**Your goal**.
Identify, in the records below, every line where the string "quad" appears, and copy each such line.

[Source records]
* * * * * * *

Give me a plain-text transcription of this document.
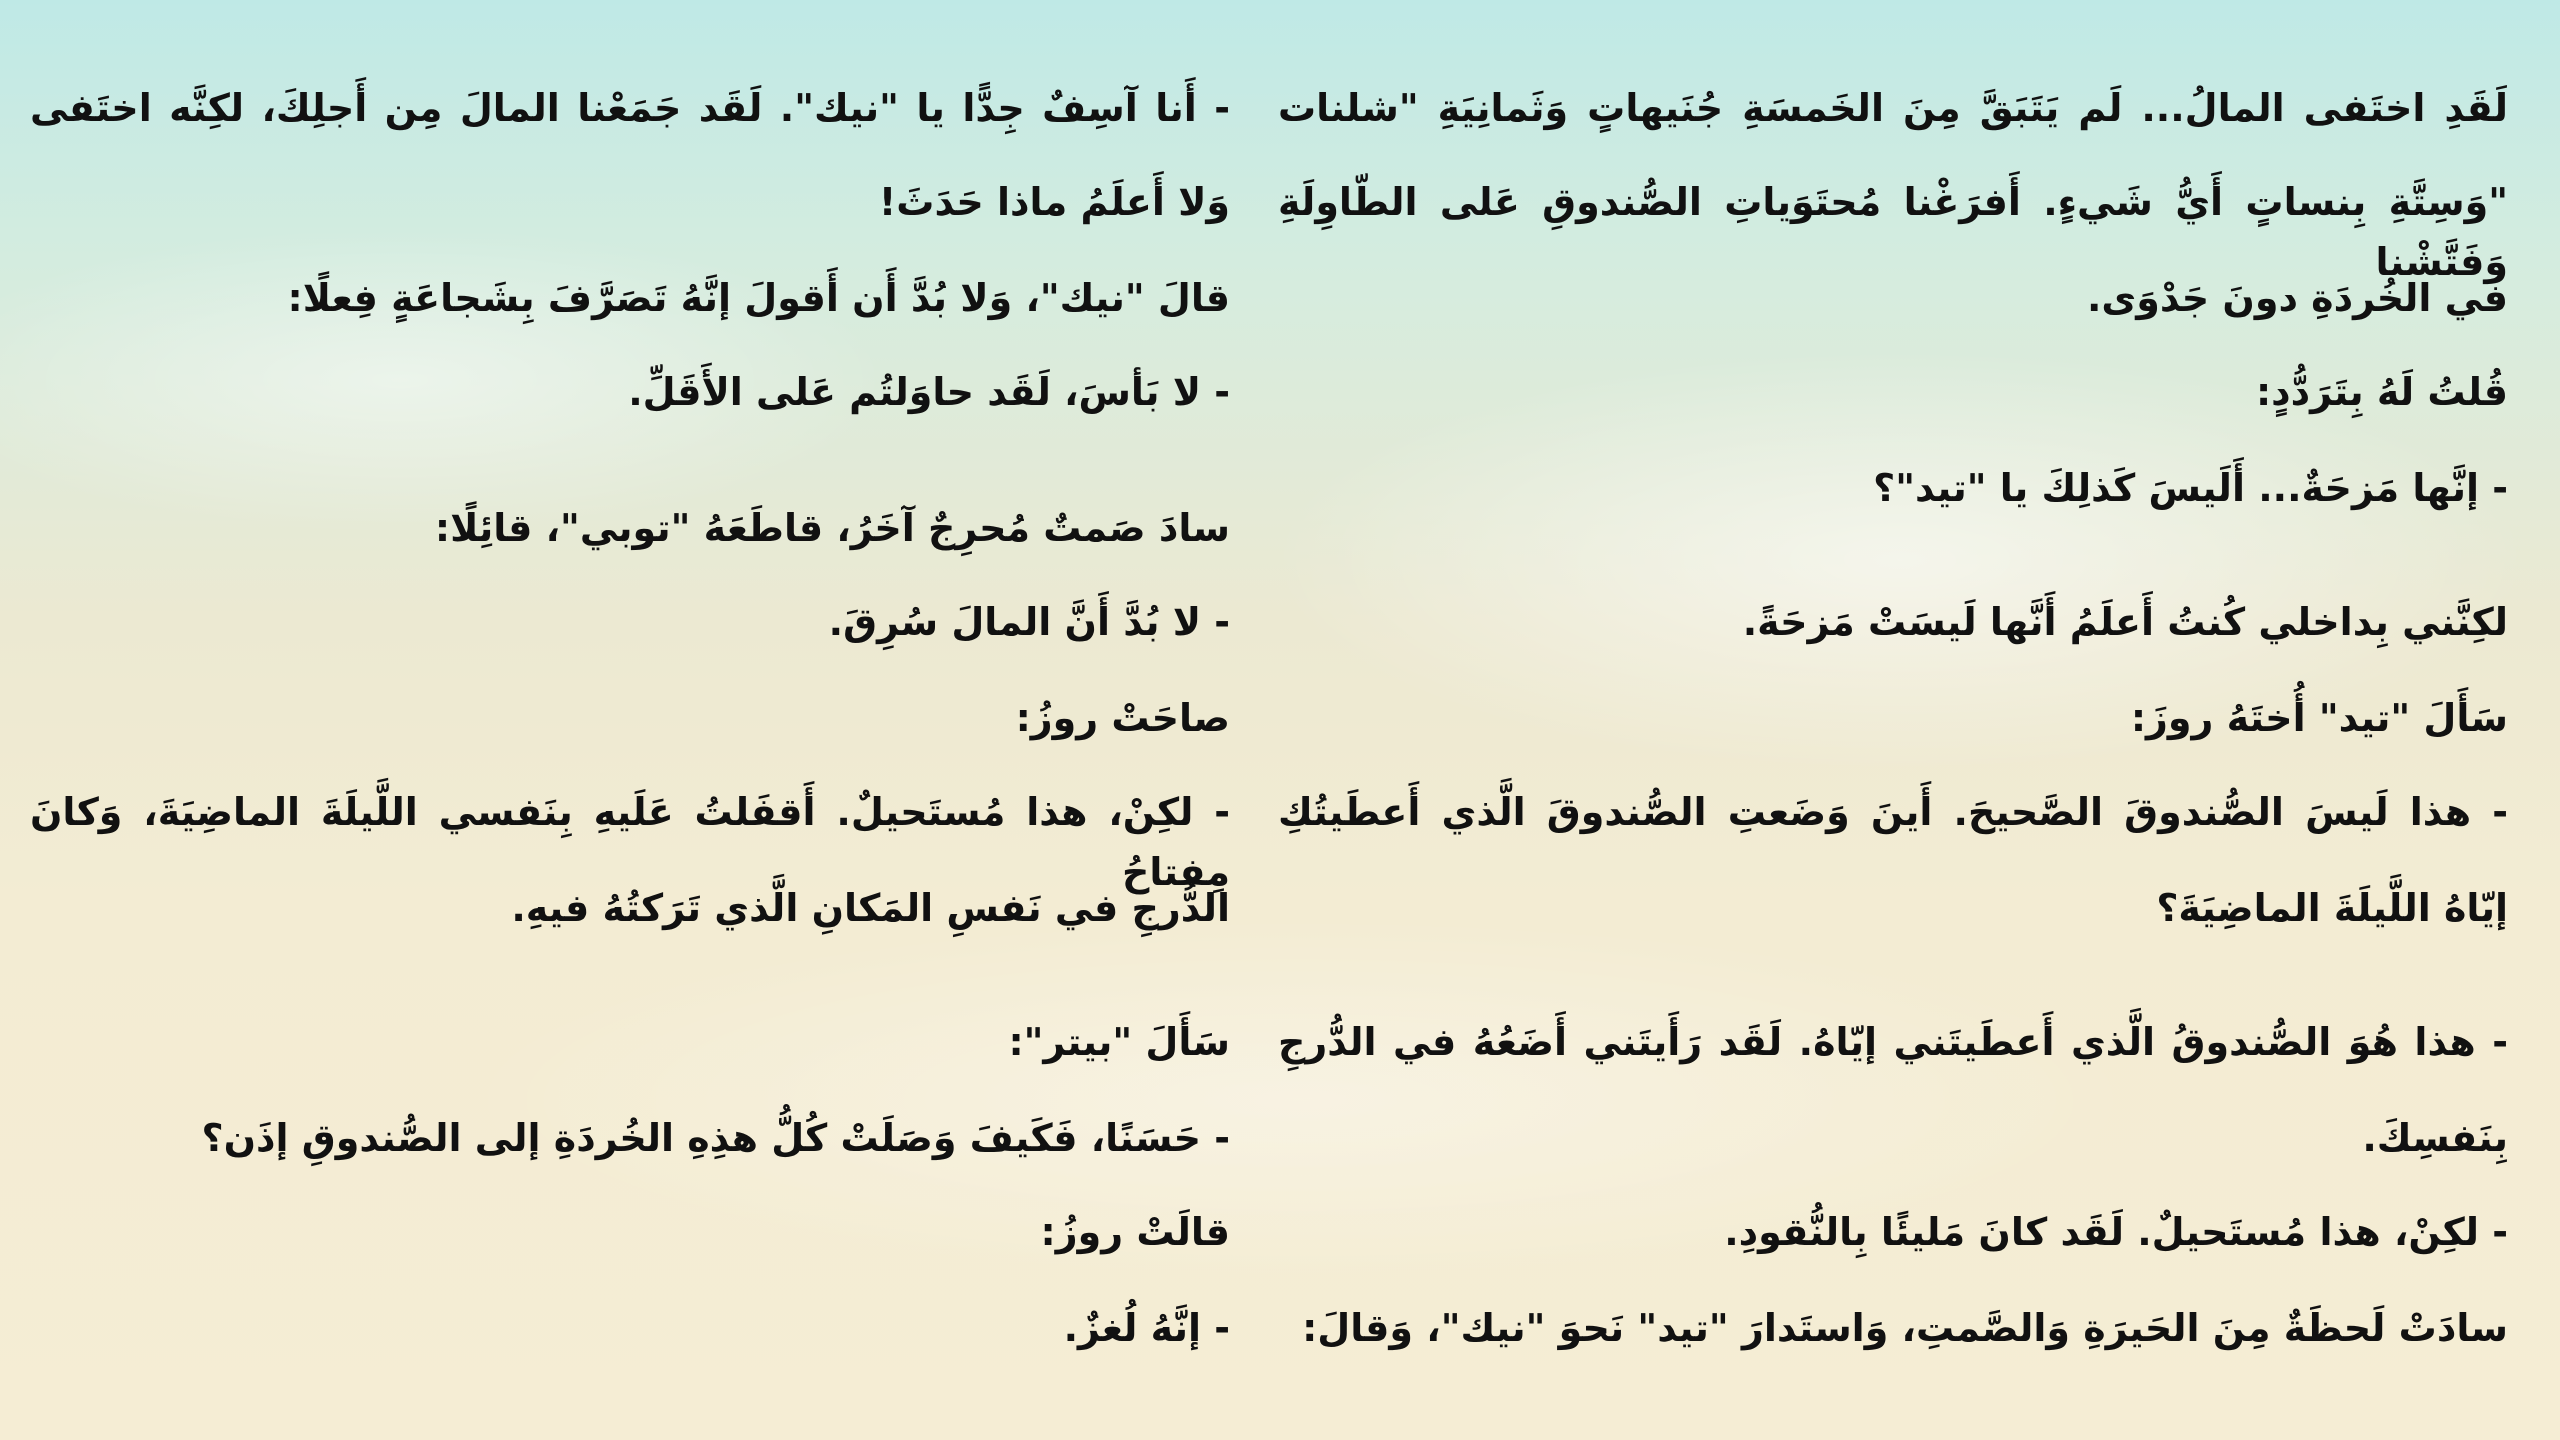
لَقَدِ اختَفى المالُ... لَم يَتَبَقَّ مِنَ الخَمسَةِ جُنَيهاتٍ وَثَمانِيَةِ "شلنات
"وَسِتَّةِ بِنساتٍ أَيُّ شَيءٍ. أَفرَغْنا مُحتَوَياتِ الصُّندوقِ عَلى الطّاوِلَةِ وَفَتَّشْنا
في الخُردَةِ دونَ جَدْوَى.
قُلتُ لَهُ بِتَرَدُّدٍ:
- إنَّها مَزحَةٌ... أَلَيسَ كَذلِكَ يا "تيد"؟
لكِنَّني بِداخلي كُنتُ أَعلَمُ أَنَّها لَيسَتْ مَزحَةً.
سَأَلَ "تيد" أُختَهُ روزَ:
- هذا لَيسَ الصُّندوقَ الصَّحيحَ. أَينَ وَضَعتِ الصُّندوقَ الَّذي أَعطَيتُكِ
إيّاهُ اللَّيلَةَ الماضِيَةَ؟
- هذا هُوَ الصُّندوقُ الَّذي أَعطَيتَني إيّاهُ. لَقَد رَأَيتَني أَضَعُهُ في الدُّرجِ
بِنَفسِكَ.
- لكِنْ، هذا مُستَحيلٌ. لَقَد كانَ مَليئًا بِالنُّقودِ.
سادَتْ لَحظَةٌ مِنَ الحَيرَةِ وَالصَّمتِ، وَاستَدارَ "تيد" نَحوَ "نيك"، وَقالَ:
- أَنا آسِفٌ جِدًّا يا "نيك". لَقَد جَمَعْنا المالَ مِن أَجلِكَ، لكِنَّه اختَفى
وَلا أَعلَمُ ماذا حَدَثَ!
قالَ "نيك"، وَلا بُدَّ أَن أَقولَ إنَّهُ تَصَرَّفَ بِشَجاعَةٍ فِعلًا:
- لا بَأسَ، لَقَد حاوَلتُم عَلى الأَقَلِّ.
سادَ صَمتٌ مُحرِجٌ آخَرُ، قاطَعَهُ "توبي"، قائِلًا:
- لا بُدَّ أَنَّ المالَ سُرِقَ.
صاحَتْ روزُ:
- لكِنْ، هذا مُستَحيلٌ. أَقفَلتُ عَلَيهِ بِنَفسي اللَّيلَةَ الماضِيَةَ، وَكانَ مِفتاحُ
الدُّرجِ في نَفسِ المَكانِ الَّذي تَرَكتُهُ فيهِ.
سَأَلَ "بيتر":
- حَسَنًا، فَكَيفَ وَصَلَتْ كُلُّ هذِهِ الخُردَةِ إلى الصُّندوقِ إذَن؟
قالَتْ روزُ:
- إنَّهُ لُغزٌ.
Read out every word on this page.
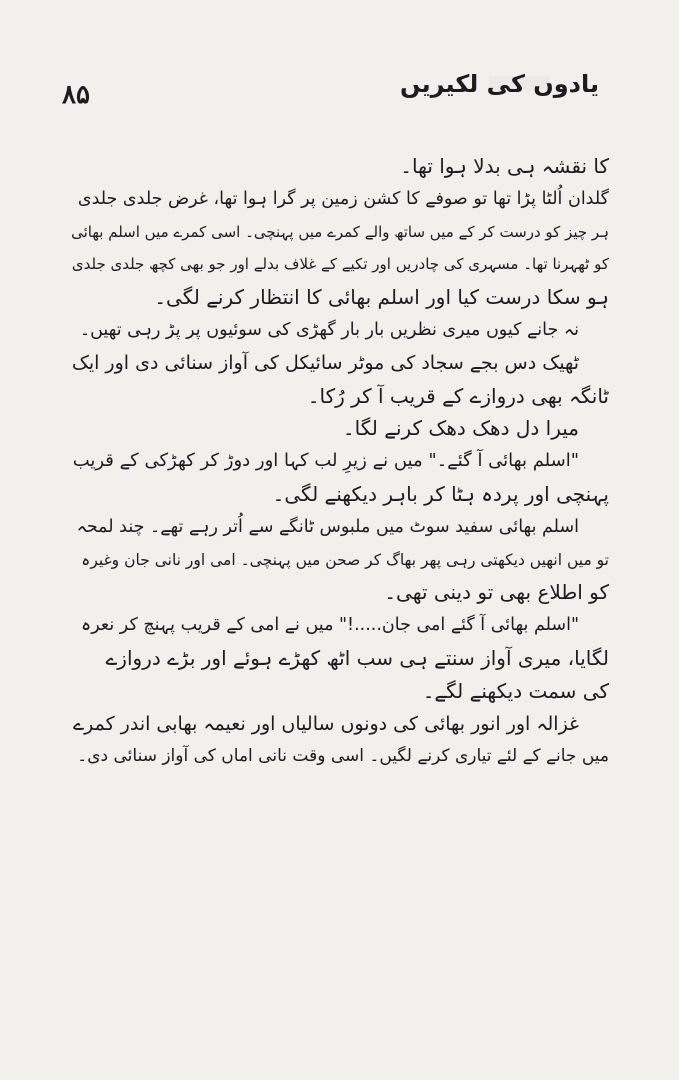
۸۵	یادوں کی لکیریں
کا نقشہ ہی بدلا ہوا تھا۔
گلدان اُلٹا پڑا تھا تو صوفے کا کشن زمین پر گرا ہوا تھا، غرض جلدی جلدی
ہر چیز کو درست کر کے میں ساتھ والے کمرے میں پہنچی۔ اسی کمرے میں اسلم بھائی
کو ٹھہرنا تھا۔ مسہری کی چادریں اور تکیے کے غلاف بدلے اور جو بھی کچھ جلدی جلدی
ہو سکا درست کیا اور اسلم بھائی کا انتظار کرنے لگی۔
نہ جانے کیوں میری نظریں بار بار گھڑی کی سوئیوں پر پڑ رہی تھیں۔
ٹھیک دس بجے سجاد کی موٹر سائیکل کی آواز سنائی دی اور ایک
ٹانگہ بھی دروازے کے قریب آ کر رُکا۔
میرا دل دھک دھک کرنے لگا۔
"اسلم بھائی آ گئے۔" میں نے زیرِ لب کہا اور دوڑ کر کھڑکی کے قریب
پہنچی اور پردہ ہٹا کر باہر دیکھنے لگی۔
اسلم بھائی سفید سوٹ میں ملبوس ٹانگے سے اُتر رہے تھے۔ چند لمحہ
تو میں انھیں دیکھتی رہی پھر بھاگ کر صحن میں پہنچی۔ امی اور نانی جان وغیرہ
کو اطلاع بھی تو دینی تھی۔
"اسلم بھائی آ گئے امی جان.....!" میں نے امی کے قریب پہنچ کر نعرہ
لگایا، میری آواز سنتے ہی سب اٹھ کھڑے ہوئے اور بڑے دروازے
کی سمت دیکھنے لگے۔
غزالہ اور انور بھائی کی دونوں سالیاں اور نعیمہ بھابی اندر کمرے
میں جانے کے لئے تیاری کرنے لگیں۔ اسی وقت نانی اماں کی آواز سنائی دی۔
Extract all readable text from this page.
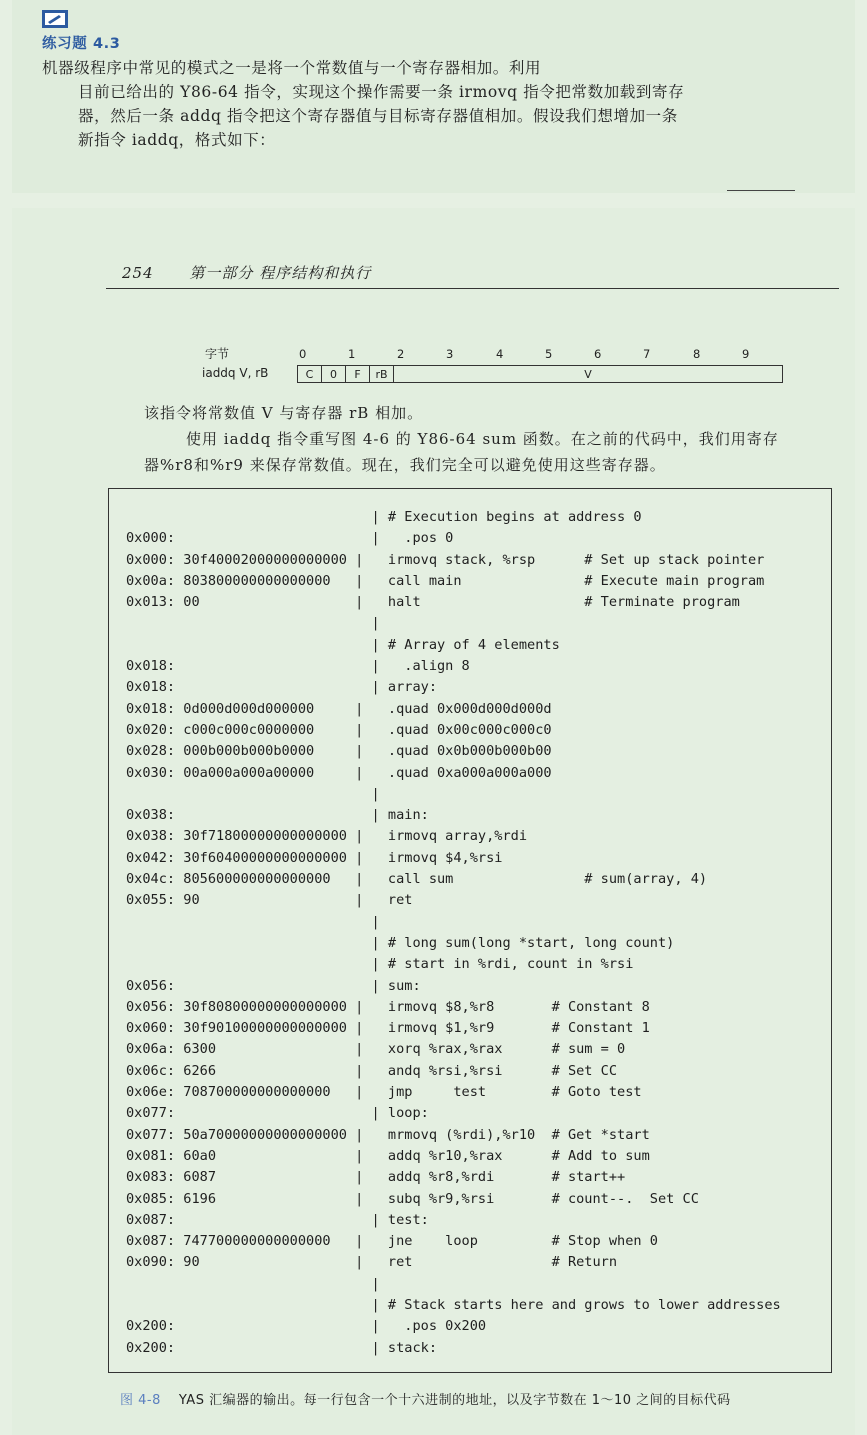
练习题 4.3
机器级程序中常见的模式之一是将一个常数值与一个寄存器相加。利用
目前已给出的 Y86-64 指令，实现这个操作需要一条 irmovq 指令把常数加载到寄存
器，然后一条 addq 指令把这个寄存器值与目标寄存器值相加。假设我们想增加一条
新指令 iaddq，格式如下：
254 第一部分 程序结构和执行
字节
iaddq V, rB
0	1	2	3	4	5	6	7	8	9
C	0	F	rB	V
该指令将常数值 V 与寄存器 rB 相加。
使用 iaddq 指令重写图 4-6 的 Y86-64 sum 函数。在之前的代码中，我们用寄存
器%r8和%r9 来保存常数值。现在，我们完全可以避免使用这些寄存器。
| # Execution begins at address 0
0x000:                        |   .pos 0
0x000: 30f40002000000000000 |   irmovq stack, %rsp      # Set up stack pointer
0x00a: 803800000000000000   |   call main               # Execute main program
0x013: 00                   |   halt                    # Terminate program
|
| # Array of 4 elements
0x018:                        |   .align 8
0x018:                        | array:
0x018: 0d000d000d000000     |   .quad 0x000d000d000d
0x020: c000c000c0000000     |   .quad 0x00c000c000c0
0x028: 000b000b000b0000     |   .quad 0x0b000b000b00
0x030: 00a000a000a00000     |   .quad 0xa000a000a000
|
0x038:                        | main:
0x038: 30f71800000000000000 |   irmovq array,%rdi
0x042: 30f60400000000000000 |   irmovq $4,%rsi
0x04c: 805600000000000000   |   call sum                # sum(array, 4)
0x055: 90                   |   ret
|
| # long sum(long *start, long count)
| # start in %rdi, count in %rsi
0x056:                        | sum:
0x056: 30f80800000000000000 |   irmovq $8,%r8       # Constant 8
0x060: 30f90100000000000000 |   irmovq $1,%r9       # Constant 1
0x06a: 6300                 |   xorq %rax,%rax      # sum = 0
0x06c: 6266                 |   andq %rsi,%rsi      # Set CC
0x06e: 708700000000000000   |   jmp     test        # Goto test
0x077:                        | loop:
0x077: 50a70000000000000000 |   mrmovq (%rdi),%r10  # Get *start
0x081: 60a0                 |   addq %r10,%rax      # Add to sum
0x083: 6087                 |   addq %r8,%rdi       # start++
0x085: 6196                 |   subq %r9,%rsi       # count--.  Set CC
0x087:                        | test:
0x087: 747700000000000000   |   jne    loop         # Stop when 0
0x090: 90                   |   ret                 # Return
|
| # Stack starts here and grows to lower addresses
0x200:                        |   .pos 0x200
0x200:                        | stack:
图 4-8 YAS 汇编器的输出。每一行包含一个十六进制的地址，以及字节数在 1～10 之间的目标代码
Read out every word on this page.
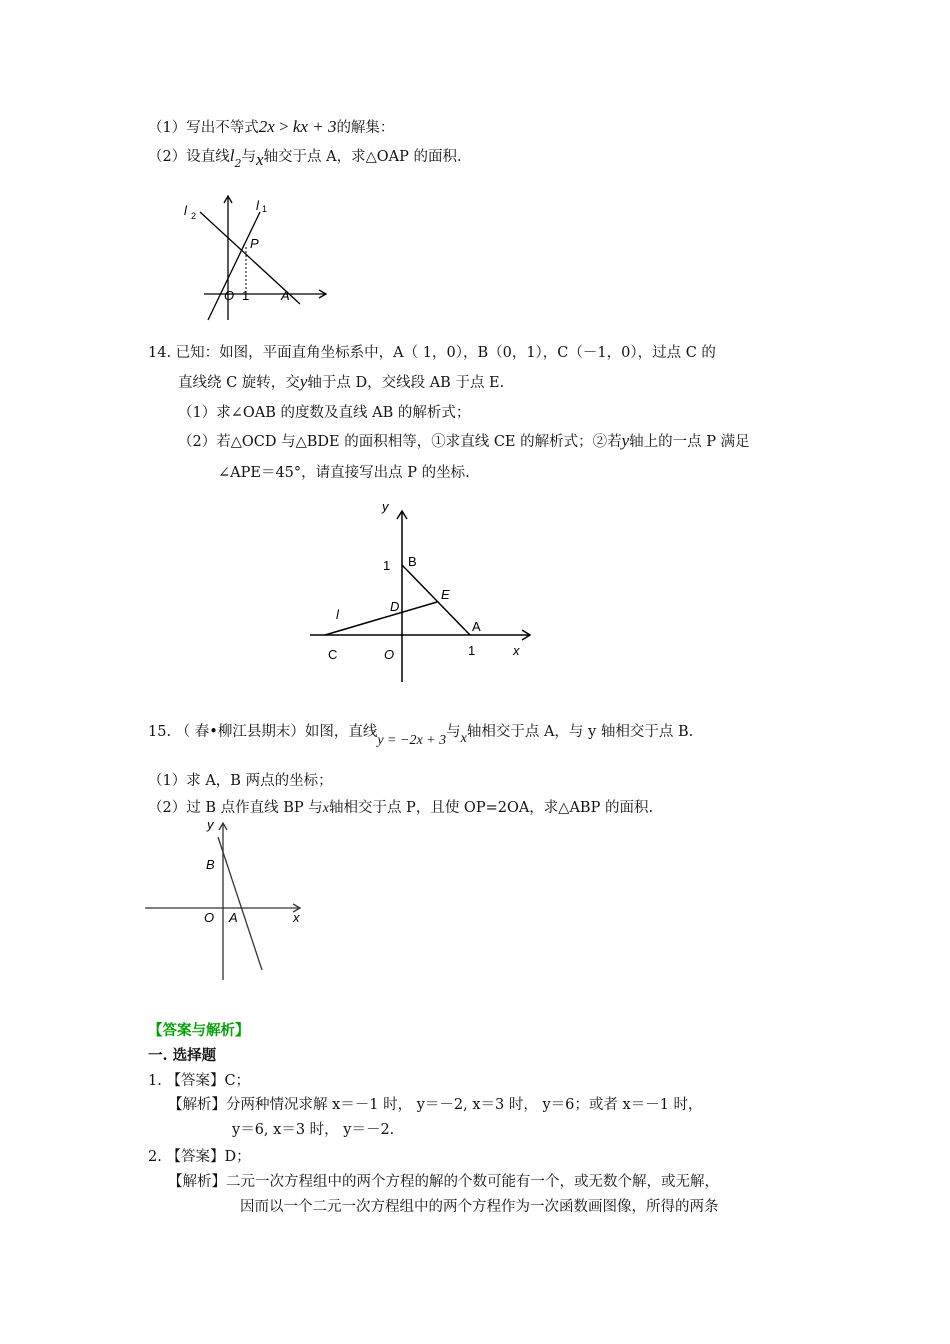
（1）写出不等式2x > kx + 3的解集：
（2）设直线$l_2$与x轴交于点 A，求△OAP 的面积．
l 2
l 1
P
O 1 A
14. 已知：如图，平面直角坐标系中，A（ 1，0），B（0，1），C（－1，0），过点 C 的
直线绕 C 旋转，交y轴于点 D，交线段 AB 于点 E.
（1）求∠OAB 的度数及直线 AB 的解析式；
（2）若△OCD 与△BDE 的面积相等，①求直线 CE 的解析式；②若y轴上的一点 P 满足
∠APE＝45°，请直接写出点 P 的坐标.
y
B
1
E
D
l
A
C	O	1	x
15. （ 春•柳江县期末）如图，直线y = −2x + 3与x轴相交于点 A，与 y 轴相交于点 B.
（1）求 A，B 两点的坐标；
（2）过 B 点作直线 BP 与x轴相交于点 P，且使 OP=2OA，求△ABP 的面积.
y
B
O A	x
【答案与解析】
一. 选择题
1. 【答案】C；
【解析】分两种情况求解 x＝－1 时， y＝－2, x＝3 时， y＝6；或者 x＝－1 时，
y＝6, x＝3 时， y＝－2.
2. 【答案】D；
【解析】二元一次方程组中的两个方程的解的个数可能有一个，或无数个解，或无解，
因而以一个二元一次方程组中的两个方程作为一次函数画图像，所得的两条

* * * * * * *

**Result below**.
0x018: 0d000d000d000000     |   .quad 0x000d000d000d
0x020: c000c000c0000000     |   .quad 0x00c000c000c0
0x028: 000b000b000b0000     |   .quad 0x0b000b000b00
0x030: 00a000a000a00000     |   .quad 0xa000a000a000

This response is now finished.